┏━━

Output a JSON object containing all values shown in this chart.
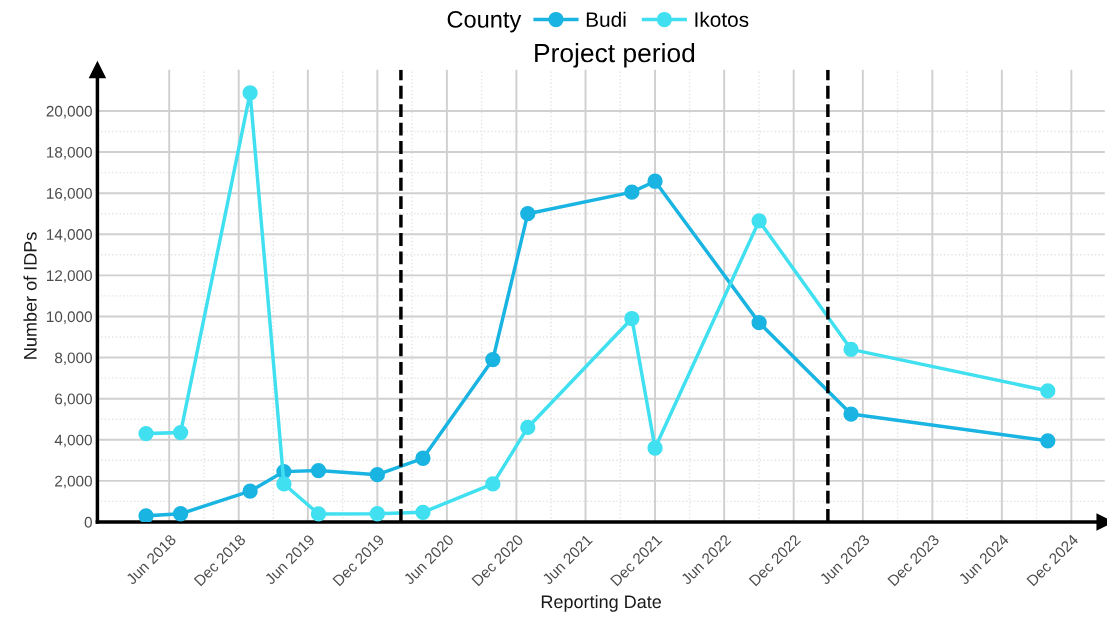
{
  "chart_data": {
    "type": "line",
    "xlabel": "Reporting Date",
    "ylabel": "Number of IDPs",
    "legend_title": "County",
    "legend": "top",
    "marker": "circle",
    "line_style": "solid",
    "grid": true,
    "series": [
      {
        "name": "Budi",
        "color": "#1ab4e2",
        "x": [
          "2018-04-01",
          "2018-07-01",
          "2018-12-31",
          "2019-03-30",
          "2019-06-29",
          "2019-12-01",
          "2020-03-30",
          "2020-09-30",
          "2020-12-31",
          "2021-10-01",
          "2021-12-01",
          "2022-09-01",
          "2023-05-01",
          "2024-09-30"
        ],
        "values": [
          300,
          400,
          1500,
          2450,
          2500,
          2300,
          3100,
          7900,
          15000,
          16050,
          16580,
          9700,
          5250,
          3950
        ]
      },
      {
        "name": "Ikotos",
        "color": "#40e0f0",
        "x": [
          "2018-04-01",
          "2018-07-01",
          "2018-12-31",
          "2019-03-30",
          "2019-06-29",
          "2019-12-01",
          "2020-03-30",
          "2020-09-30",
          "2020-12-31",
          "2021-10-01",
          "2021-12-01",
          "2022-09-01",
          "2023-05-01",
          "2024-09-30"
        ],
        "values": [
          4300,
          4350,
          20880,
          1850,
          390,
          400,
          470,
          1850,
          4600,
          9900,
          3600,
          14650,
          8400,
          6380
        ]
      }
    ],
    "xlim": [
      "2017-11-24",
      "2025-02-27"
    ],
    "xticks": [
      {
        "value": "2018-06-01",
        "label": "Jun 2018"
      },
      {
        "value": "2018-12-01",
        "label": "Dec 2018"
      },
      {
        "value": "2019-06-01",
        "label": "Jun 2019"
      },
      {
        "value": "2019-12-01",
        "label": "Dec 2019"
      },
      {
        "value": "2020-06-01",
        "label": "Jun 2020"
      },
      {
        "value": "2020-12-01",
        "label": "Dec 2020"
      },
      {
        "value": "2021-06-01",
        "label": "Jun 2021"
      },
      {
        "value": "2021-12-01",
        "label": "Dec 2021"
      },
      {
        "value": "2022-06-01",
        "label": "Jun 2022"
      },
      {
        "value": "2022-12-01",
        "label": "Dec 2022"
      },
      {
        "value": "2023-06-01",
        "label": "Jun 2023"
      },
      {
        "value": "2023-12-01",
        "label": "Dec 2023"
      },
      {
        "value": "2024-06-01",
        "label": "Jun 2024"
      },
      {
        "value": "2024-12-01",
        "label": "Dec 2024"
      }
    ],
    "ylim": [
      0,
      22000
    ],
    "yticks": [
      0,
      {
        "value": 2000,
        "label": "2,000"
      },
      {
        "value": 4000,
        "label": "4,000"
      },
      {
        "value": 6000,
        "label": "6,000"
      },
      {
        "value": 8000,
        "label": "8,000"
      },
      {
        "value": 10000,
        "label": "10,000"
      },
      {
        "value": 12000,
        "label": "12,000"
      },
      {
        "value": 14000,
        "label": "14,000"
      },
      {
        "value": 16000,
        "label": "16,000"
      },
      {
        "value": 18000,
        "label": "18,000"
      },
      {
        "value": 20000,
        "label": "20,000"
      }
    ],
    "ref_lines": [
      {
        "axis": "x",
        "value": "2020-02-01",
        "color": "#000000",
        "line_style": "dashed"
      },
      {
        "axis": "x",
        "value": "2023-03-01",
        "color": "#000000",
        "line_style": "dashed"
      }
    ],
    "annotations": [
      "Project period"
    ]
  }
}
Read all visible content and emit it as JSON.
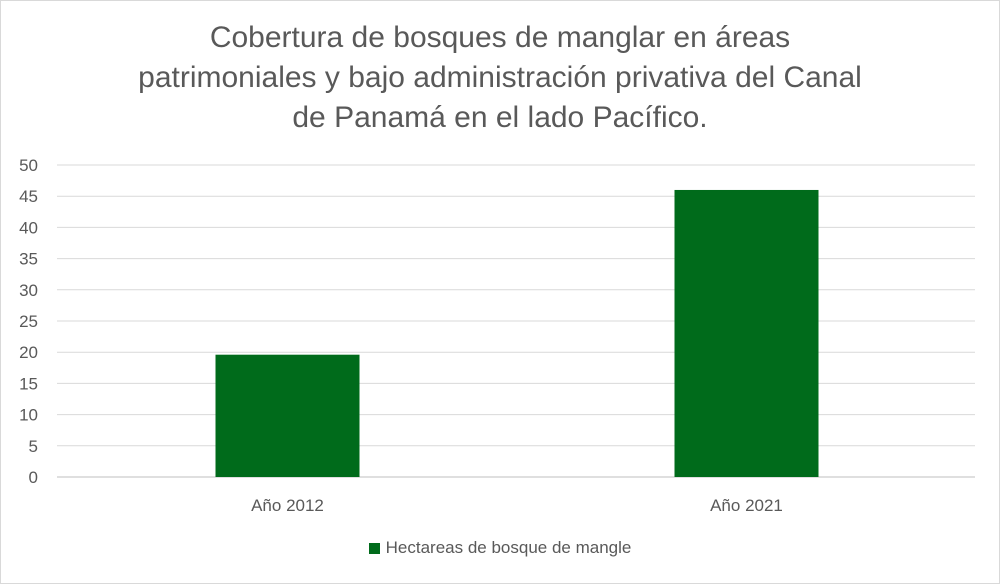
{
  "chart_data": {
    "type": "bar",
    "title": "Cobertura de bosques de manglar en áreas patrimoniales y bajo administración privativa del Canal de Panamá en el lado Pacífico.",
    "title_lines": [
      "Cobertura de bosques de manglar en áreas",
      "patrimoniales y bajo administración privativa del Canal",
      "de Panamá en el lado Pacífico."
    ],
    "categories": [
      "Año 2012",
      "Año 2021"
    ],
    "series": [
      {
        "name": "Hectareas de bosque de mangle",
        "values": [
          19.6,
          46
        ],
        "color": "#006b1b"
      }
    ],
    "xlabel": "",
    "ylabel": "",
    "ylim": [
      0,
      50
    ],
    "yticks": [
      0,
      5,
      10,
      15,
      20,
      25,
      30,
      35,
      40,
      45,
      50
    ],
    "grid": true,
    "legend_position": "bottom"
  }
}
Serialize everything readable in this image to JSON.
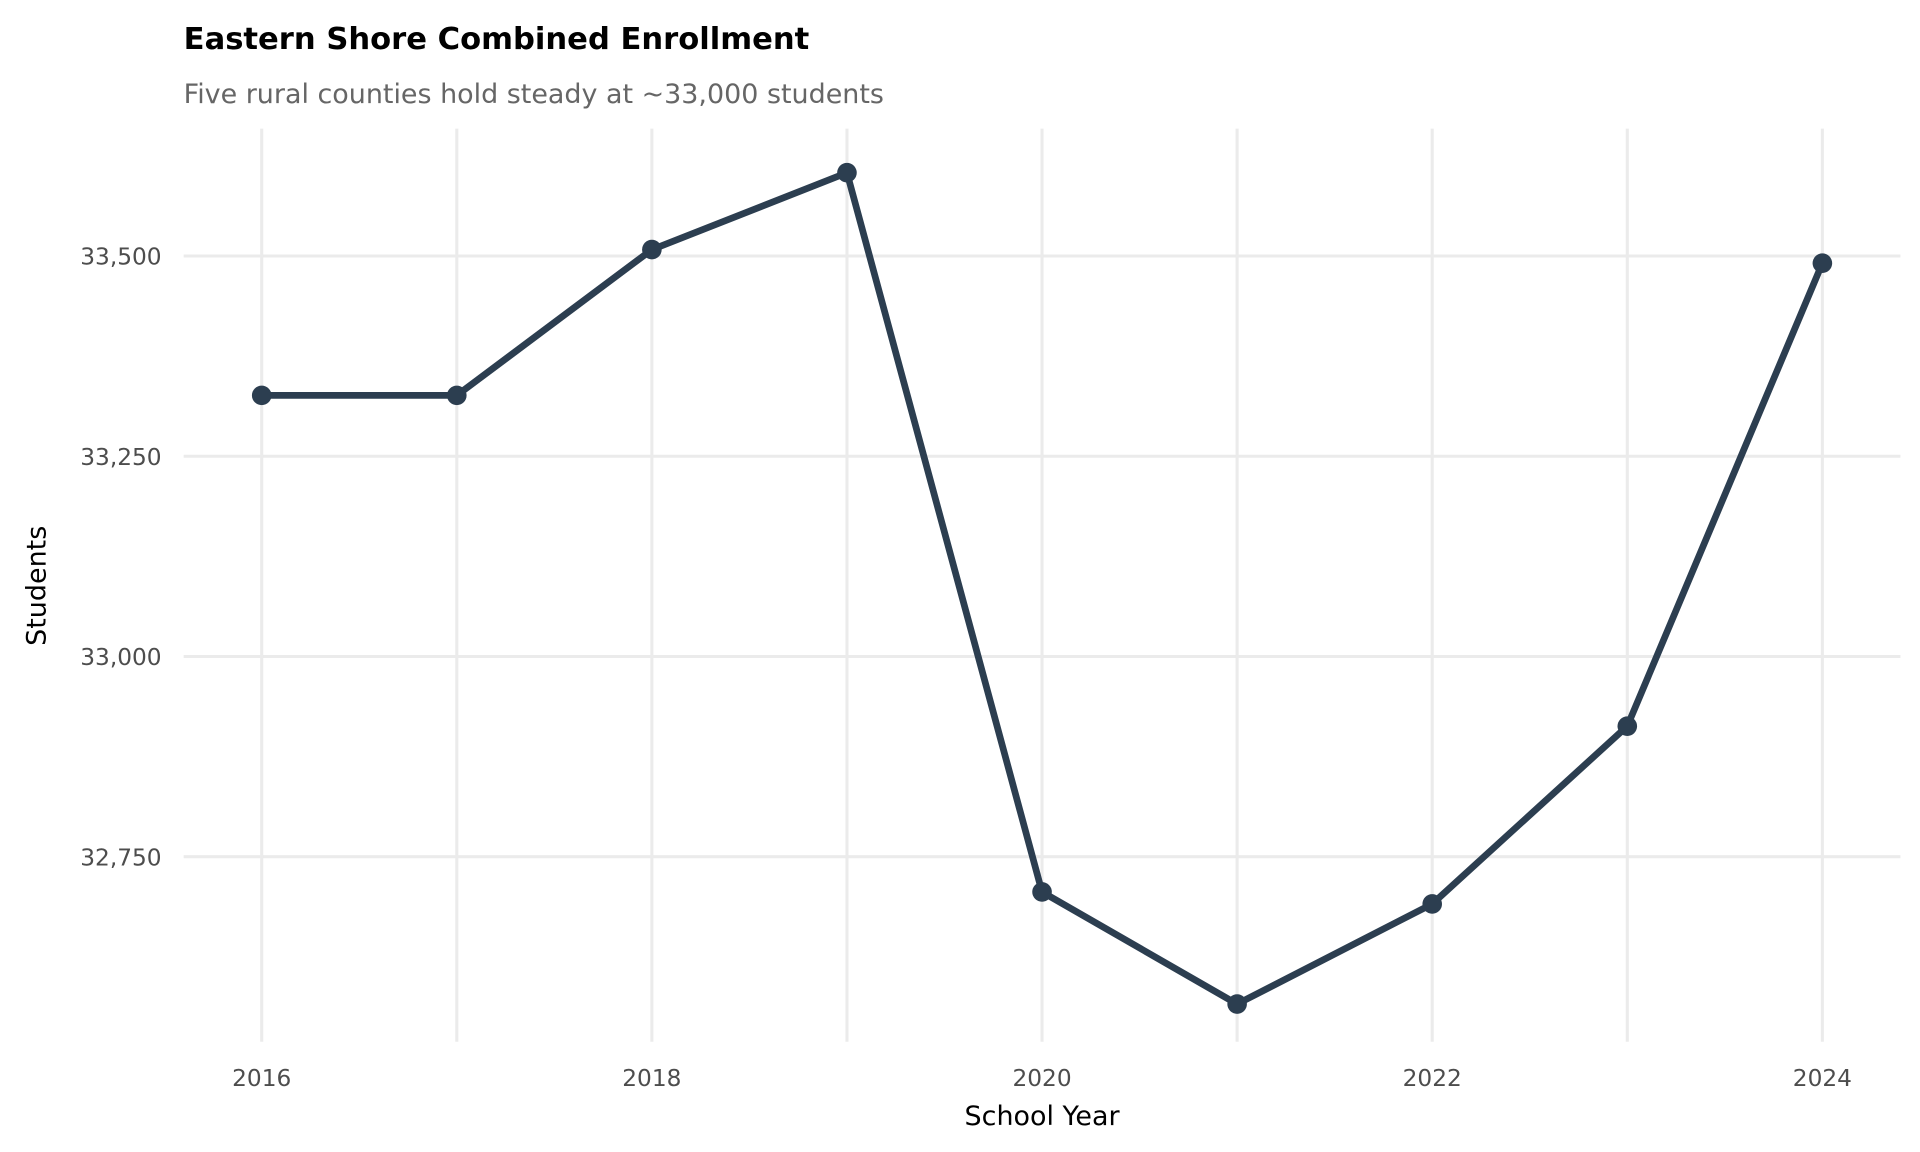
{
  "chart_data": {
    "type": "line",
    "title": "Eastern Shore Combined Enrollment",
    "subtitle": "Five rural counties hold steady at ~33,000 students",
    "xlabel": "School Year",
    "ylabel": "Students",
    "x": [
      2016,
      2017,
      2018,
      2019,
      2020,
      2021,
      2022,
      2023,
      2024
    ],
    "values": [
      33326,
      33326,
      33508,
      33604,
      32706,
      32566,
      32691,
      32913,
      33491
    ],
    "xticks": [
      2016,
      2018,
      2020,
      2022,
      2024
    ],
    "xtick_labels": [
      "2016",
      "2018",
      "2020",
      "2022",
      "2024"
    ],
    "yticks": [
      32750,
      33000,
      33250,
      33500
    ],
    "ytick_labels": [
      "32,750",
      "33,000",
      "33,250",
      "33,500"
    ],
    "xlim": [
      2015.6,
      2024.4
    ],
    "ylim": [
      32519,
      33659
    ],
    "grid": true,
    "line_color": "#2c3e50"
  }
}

┗━━
┏━━

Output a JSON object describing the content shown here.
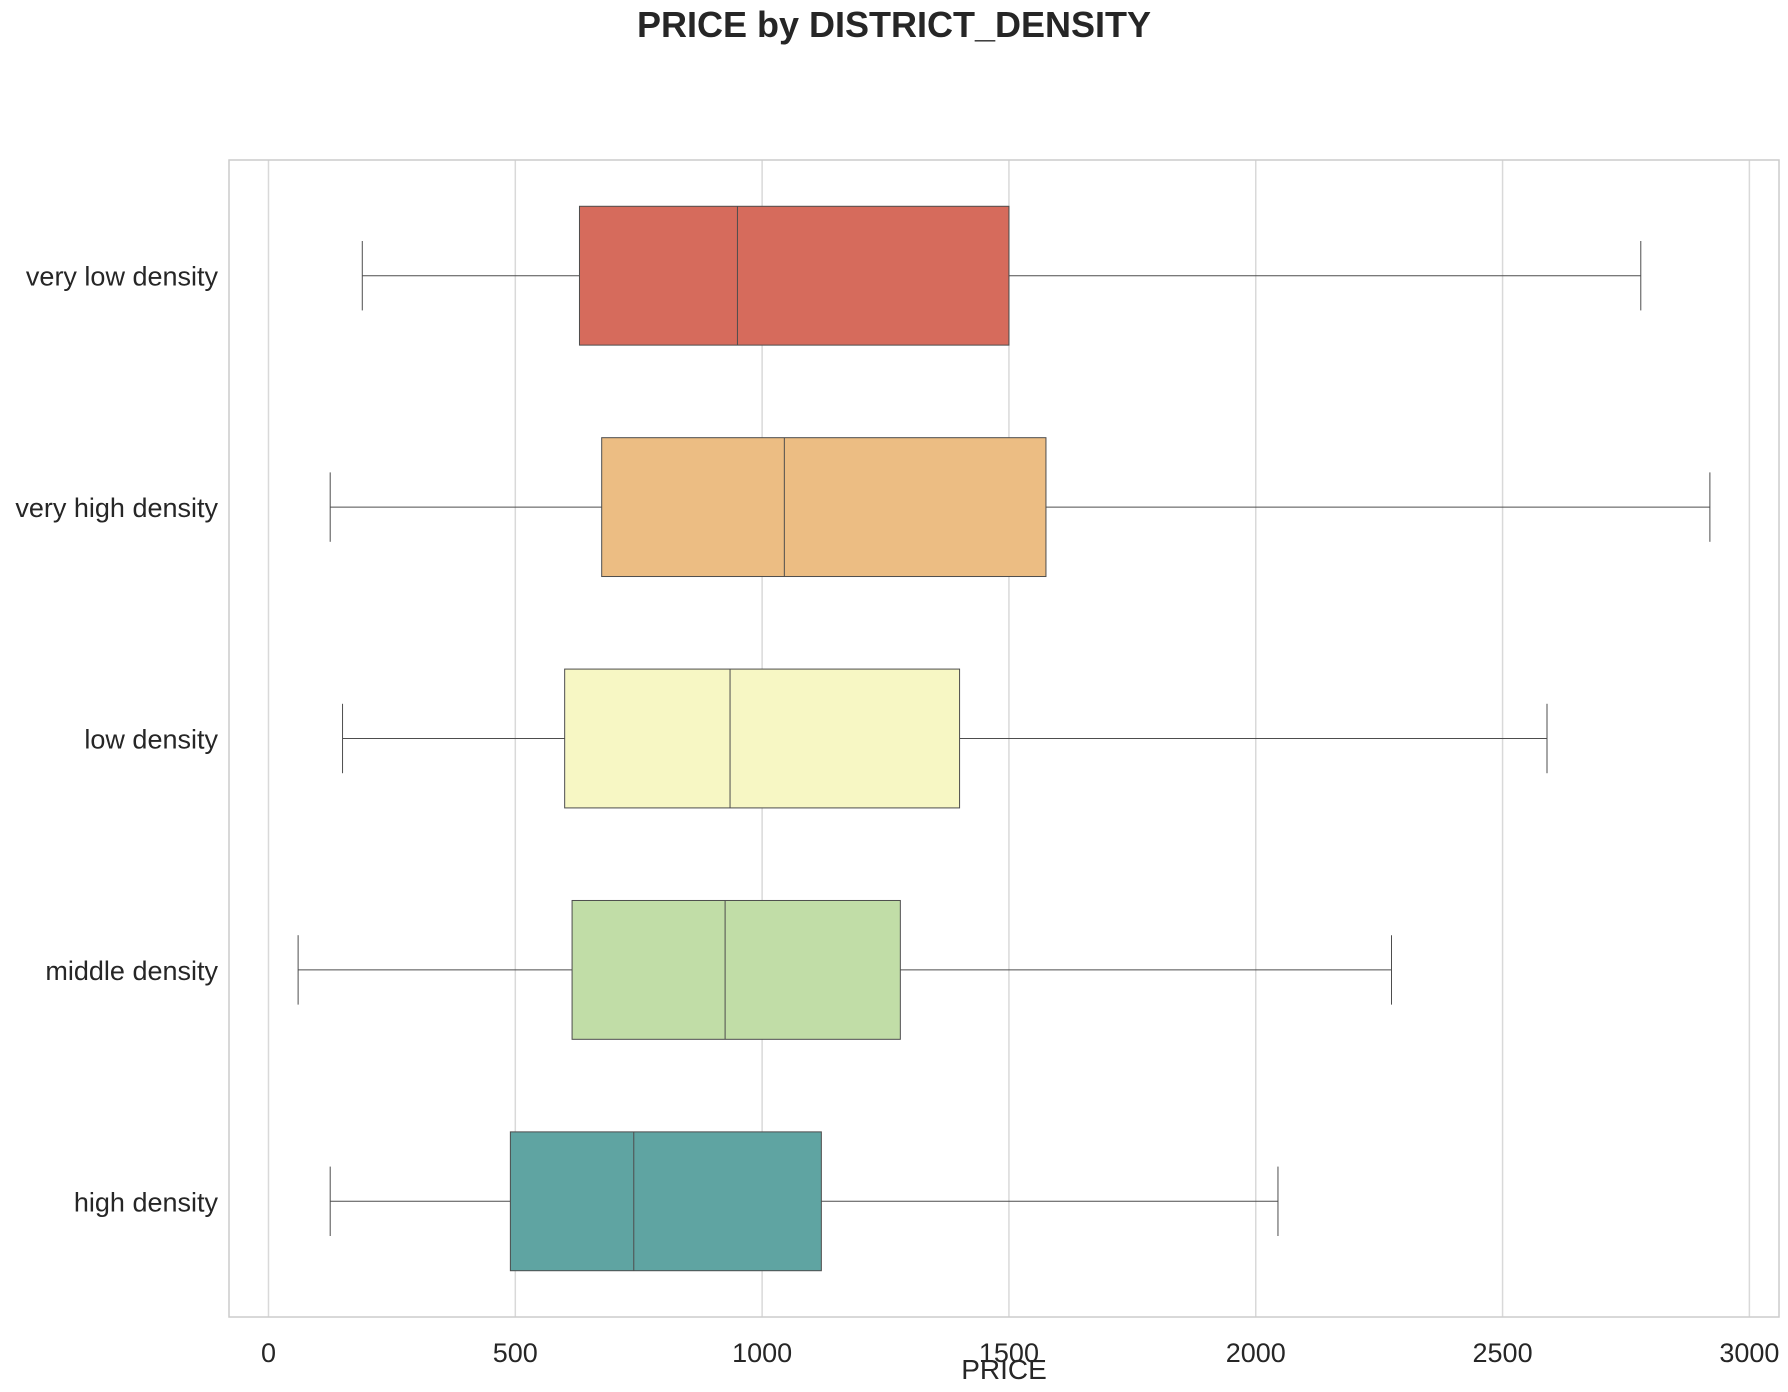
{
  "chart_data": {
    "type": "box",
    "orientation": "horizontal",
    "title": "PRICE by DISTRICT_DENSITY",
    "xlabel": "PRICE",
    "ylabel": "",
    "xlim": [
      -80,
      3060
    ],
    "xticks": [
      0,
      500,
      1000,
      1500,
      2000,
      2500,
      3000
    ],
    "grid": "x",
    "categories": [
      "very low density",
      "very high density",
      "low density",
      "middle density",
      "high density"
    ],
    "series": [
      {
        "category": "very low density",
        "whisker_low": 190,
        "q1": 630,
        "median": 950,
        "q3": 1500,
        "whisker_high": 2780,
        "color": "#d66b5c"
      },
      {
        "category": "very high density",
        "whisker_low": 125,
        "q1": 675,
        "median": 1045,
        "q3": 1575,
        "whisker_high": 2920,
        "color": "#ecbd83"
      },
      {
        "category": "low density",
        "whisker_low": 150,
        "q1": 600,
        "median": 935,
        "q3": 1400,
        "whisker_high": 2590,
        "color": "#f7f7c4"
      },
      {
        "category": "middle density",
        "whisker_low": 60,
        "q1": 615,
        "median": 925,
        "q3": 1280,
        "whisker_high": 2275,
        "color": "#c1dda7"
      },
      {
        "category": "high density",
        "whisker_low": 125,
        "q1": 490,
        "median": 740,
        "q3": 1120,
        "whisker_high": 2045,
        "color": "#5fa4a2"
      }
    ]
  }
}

┗━━

## Task directions:
Select all lines in the listing that include the word "privativa".

## Expected answer:
    "title": "Cobertura de bosques de manglar en áreas patrimoniales y bajo administración privativa del Canal de Panamá en el lado Pacífico.",
      "patrimoniales y bajo administración privativa del Canal",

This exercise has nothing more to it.